What you will do:
Find the line containing "Read all visible content and emit it as JSON.", then return it and every line after it through the end of the records, exactly. Leave out pictures.

Saved entries:
* start *

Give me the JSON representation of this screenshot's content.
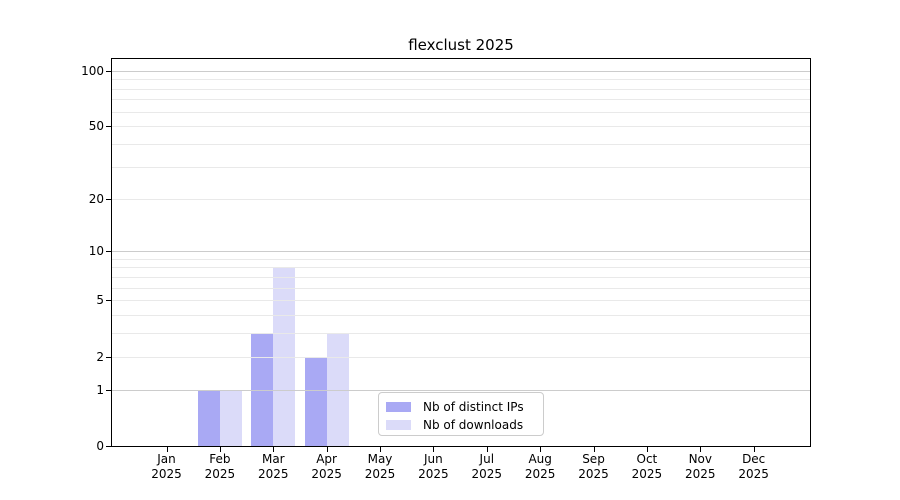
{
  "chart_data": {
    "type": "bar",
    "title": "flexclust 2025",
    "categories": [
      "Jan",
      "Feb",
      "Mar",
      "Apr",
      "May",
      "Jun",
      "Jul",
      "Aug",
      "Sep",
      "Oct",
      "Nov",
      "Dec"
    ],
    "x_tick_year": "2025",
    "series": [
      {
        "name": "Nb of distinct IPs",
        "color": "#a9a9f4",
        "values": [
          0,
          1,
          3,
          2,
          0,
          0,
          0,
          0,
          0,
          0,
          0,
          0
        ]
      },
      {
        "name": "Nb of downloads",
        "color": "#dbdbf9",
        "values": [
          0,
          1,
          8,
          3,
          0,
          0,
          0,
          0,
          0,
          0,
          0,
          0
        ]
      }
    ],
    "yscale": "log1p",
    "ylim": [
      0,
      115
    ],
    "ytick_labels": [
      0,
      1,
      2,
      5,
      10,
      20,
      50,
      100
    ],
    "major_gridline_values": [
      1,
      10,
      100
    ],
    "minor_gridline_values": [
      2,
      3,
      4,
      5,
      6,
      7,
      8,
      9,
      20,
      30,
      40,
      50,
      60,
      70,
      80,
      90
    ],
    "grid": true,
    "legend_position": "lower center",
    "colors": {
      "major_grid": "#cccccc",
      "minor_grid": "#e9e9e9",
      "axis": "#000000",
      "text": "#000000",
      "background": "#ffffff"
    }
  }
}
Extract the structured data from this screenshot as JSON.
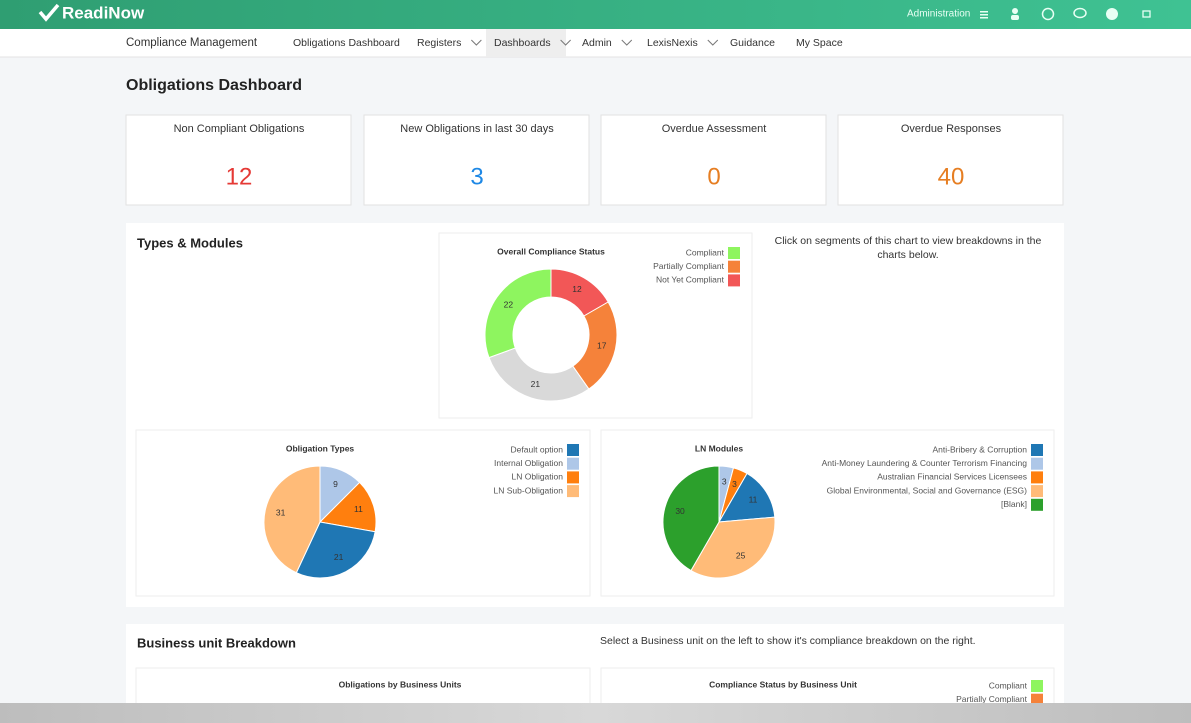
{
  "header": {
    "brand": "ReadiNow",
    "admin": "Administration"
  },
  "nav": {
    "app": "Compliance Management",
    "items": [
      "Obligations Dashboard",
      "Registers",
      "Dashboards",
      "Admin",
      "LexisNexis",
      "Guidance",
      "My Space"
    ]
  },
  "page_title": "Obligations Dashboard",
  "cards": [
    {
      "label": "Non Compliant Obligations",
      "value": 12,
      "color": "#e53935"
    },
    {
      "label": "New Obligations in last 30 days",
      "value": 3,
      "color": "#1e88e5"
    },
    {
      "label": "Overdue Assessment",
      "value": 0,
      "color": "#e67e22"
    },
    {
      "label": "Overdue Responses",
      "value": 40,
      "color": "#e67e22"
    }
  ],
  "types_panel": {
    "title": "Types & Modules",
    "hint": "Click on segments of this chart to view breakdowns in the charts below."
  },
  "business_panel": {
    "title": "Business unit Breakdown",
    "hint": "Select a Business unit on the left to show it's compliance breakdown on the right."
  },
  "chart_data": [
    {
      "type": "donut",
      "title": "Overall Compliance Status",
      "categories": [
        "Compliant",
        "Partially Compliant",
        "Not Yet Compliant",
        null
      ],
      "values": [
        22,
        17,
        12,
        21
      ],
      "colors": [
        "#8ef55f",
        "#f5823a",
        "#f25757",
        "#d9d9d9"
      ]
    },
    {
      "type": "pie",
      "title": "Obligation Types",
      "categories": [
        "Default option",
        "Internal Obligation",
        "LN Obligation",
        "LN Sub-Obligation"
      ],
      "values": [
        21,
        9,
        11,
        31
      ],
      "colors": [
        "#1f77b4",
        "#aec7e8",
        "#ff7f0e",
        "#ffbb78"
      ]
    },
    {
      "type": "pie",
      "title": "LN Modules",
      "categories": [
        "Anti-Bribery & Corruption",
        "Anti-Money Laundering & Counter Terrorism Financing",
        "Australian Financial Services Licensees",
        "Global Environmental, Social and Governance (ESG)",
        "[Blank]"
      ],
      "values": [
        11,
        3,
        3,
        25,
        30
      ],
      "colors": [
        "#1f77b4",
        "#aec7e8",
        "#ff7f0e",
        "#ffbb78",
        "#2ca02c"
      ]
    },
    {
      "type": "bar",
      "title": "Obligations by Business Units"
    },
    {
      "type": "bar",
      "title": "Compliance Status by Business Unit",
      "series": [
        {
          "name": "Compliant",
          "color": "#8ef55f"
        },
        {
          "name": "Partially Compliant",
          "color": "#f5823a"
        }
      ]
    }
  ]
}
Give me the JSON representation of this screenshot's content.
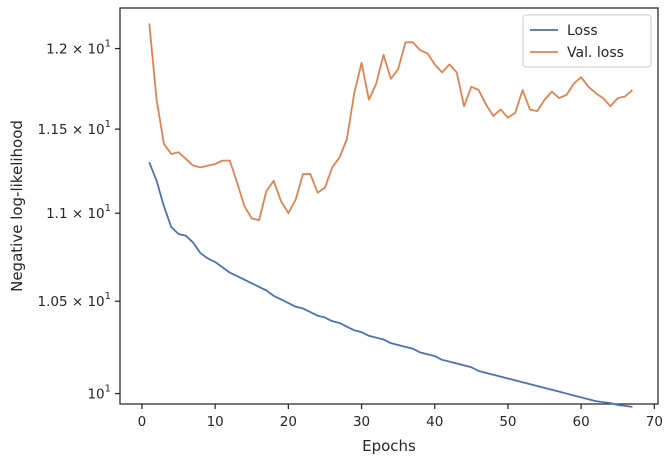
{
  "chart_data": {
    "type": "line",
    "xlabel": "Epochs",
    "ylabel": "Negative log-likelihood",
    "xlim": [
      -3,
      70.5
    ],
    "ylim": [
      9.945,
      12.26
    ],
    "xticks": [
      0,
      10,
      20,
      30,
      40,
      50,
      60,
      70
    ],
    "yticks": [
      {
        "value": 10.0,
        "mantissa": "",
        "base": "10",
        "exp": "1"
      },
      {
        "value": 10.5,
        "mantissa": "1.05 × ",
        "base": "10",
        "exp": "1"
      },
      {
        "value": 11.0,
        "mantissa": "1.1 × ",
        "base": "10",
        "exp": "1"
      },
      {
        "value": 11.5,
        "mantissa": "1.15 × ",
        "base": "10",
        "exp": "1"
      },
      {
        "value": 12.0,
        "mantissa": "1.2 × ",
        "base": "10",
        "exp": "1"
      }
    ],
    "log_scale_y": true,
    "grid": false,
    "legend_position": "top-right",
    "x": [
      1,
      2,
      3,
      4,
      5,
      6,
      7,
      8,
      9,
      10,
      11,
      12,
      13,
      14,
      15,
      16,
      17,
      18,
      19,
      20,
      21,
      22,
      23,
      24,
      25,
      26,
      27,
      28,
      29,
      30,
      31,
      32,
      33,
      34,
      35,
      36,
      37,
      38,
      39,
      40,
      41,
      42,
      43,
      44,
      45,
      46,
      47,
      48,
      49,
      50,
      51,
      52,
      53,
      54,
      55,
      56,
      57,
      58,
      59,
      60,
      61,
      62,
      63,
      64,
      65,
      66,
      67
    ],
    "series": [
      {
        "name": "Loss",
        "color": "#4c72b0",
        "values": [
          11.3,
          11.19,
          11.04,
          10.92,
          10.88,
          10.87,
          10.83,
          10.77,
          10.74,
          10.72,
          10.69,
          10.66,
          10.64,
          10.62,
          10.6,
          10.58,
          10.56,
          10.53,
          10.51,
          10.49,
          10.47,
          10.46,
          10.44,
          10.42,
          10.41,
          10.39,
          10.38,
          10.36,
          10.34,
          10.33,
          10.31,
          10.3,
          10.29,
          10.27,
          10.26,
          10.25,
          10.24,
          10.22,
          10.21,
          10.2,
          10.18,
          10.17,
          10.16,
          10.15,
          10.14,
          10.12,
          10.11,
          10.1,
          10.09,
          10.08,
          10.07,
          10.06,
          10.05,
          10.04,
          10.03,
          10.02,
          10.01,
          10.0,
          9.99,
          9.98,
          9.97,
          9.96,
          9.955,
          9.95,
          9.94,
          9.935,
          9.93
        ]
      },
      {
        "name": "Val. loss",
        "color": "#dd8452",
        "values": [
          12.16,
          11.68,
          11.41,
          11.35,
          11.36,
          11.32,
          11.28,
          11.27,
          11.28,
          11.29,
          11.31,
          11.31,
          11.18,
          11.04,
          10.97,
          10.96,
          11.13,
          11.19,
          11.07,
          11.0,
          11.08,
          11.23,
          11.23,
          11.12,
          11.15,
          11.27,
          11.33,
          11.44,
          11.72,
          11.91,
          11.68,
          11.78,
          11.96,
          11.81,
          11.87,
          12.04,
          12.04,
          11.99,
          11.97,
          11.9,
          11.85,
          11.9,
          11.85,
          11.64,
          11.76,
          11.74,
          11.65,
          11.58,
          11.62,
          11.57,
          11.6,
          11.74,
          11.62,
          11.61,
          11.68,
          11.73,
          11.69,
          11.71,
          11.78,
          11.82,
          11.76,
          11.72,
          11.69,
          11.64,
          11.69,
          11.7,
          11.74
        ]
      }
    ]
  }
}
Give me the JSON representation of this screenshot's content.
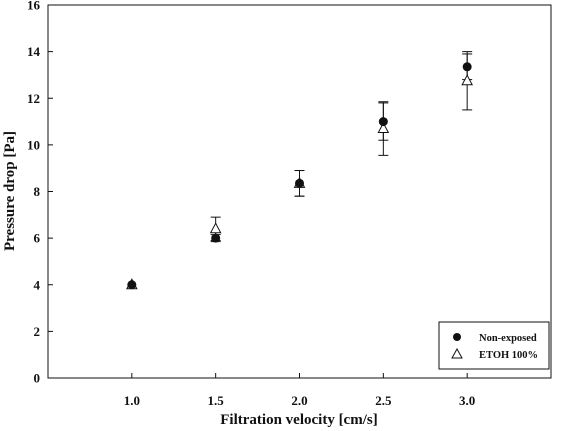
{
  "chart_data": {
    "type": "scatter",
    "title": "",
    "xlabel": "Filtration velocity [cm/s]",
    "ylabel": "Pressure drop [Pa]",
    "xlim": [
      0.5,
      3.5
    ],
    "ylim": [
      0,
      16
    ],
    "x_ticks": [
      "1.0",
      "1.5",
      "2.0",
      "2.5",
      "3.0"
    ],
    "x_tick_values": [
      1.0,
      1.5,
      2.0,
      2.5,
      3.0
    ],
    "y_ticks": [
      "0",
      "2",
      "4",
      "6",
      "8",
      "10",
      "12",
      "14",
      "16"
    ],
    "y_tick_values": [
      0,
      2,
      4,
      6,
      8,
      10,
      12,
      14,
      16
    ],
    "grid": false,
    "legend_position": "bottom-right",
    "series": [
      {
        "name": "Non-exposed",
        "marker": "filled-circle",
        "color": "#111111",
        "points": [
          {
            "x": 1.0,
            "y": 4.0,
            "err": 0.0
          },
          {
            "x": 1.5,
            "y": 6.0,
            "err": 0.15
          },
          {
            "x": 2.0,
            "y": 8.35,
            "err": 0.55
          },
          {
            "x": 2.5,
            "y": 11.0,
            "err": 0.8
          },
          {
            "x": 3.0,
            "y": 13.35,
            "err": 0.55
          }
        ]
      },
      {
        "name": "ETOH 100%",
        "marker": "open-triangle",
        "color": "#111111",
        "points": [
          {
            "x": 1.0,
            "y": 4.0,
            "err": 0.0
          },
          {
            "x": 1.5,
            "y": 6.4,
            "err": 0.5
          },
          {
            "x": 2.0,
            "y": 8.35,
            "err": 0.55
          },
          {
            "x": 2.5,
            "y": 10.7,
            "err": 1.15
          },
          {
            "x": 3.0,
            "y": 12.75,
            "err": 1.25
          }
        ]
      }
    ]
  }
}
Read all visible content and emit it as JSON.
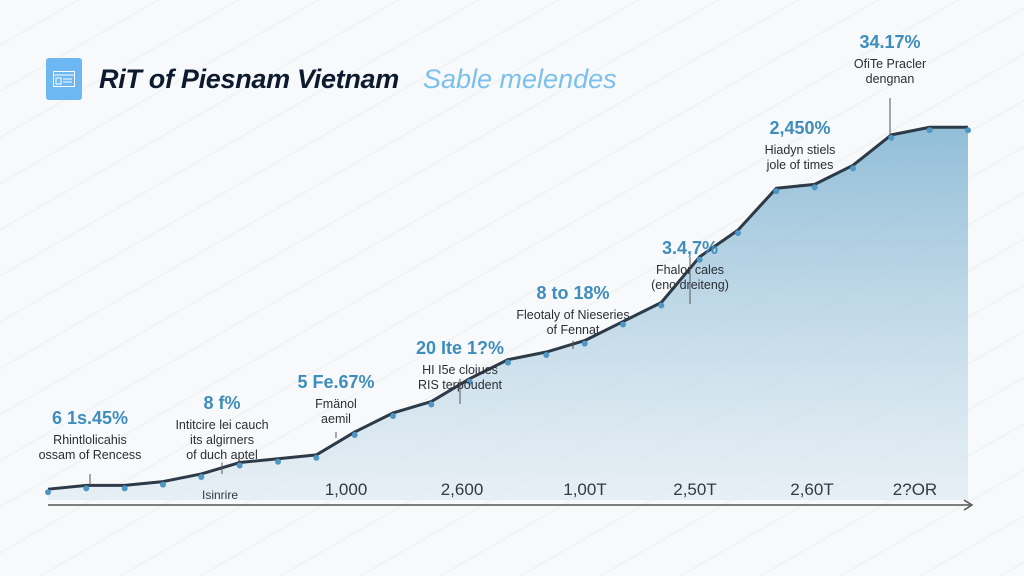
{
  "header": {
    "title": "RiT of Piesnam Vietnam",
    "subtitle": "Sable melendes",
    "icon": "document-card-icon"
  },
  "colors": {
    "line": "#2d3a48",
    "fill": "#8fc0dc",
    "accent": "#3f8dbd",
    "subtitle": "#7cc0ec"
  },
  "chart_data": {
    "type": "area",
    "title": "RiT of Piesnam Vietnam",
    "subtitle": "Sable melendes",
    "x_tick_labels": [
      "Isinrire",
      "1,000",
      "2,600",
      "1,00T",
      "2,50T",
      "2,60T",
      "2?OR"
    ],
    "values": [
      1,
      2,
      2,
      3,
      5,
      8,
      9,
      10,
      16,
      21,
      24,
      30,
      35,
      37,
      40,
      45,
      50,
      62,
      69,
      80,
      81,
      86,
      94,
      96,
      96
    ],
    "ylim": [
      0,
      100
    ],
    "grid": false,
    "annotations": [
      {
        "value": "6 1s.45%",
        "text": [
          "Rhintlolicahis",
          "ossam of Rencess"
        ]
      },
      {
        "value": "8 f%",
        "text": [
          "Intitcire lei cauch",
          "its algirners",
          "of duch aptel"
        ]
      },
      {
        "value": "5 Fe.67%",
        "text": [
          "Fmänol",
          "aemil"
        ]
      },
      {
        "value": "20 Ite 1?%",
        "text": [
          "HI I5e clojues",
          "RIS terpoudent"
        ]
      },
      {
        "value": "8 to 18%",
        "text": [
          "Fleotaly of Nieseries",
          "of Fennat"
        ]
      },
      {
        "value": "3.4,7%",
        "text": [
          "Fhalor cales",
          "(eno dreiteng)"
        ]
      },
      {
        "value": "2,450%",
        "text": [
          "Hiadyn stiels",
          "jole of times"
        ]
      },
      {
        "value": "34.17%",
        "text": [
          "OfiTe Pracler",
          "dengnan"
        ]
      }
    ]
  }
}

* end *

Answer:
Read all visible content and emit it as JSON.
{
  "header": {
    "title": "RiT of Piesnam Vietnam",
    "subtitle": "Sable melendes",
    "icon": "document-card-icon"
  },
  "colors": {
    "line": "#2d3a48",
    "fill": "#8fc0dc",
    "accent": "#3f8dbd",
    "subtitle": "#7cc0ec"
  },
  "chart_data": {
    "type": "area",
    "title": "RiT of Piesnam Vietnam",
    "subtitle": "Sable melendes",
    "x_tick_labels": [
      "Isinrire",
      "1,000",
      "2,600",
      "1,00T",
      "2,50T",
      "2,60T",
      "2?OR"
    ],
    "values": [
      1,
      2,
      2,
      3,
      5,
      8,
      9,
      10,
      16,
      21,
      24,
      30,
      35,
      37,
      40,
      45,
      50,
      62,
      69,
      80,
      81,
      86,
      94,
      96,
      96
    ],
    "ylim": [
      0,
      100
    ],
    "grid": false,
    "annotations": [
      {
        "value": "6 1s.45%",
        "text": [
          "Rhintlolicahis",
          "ossam of Rencess"
        ]
      },
      {
        "value": "8 f%",
        "text": [
          "Intitcire lei cauch",
          "its algirners",
          "of duch aptel"
        ]
      },
      {
        "value": "5 Fe.67%",
        "text": [
          "Fmänol",
          "aemil"
        ]
      },
      {
        "value": "20 Ite 1?%",
        "text": [
          "HI I5e clojues",
          "RIS terpoudent"
        ]
      },
      {
        "value": "8 to 18%",
        "text": [
          "Fleotaly of Nieseries",
          "of Fennat"
        ]
      },
      {
        "value": "3.4,7%",
        "text": [
          "Fhalor cales",
          "(eno dreiteng)"
        ]
      },
      {
        "value": "2,450%",
        "text": [
          "Hiadyn stiels",
          "jole of times"
        ]
      },
      {
        "value": "34.17%",
        "text": [
          "OfiTe Pracler",
          "dengnan"
        ]
      }
    ]
  }
}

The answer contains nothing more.